Required tasks
a - In the paladin tanking article, what did the developers lower Crusader Strike's cooldown to?
b - Reproduce the part of the paladin tanking article starting with "The Light and" and going on through "one's favorite spec.".

The Light and How to Swing It: 2 tanking wishes for Mists

We're still a ways away from Mists of Pandaria and certainly months away from the beta, but nonetheless, everyone's eyes are firmly affixed on the horizon that is the next expansion. Dragon Soul will drag on into the near future, and so around the umpteenth time one has defeated Deathwing, one cannot help but daydream of a brighter future of new landscapes, new enemies, and a revamping of one's favorite spec.
Tanks in particular have much to look forward to with Mists of Pandaria and WoW 5.0. We're due for a major reconstruction of our playstyle through active mitigation. Cataclysm proved eponymous with regard to how it changed tanking during its lifespan (some would rightfully argue that it was not entirely for the better). The hope is that MoP will be equally shattering but in a much more positive way. Where Cataclysm in many ways simplified tanking and made it less interesting, hungry eyes gaze upon the next expansion in the hope that it will reverse this course.
Myself, I have three wishes for Mists of Pandaria. Each would make tanking once again more compelling and far more interesting.
A new, more interesting rotation
In the Cataclysm beta, for a time, Crusader Strike was on a 4.5-second cooldown, which has the side effect of leaving gaps in the rotation. Beta testers raged against this, complaining that the gaps made the protection paladin rotation a snore, as well as hugely frustrating when you had nothing to fill a GCD with. Rather than fixing the issue by lowering the cooldowns on various filler attacks, the devs lowered the cooldown of Crusader Strike to 3 seconds.

Stored data
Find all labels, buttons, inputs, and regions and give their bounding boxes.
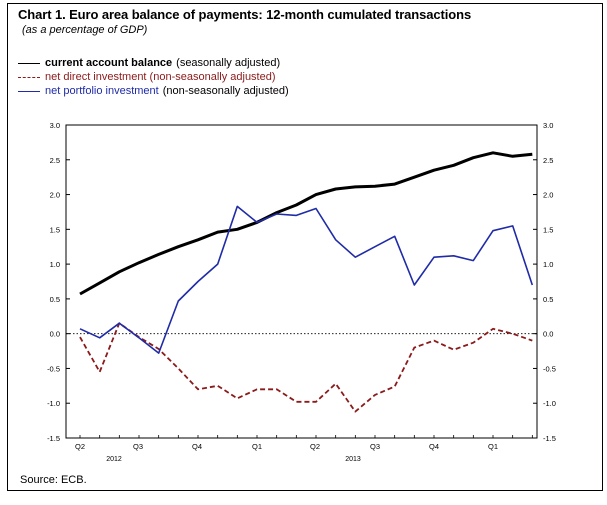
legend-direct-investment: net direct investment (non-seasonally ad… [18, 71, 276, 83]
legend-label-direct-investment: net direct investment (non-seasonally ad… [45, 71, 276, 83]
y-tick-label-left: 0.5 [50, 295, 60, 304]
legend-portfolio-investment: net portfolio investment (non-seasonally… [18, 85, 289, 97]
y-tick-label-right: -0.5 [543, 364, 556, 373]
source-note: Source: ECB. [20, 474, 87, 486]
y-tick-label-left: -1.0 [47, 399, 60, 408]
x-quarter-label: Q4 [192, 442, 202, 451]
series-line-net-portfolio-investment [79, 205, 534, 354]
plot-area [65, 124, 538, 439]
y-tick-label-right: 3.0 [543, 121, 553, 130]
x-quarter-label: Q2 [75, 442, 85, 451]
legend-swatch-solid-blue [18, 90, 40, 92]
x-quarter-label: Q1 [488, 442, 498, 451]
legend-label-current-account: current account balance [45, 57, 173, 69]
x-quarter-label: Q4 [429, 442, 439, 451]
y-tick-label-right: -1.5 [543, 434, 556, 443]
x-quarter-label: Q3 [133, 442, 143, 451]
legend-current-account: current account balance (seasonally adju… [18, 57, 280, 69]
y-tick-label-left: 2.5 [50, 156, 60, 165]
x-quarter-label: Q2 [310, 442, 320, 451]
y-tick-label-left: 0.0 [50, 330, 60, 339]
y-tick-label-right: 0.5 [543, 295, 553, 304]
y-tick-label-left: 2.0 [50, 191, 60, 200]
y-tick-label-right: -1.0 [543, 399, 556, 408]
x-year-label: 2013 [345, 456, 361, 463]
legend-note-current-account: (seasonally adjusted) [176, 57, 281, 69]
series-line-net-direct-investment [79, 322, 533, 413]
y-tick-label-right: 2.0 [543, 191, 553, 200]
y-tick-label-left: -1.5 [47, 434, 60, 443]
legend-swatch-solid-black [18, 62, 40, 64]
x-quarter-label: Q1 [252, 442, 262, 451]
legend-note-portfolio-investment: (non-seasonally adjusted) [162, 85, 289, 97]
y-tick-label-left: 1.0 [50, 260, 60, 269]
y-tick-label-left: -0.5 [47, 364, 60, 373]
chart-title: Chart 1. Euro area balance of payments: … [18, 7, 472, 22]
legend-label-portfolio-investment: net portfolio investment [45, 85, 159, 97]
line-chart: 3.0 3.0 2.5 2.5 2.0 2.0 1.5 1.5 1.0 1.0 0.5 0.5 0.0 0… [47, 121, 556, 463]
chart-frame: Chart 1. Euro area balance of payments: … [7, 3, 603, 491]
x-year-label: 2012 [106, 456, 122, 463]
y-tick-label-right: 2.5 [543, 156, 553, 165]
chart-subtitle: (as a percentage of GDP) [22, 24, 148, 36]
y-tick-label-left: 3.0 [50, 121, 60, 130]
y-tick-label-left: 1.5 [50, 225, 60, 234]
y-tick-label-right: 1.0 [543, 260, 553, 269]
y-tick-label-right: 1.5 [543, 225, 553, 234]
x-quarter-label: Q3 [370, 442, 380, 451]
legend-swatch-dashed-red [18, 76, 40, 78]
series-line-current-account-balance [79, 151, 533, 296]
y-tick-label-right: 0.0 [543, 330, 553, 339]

Full answers
a - 3 seconds

b -
The Light and How to Swing It: 2 tanking wishes for Mists

We're still a ways away from Mists of Pandaria and certainly months away from the beta, but nonetheless, everyone's eyes are firmly affixed on the horizon that is the next expansion. Dragon Soul will drag on into the near future, and so around the umpteenth time one has defeated Deathwing, one cannot help but daydream of a brighter future of new landscapes, new enemies, and a revamping of one's favorite spec.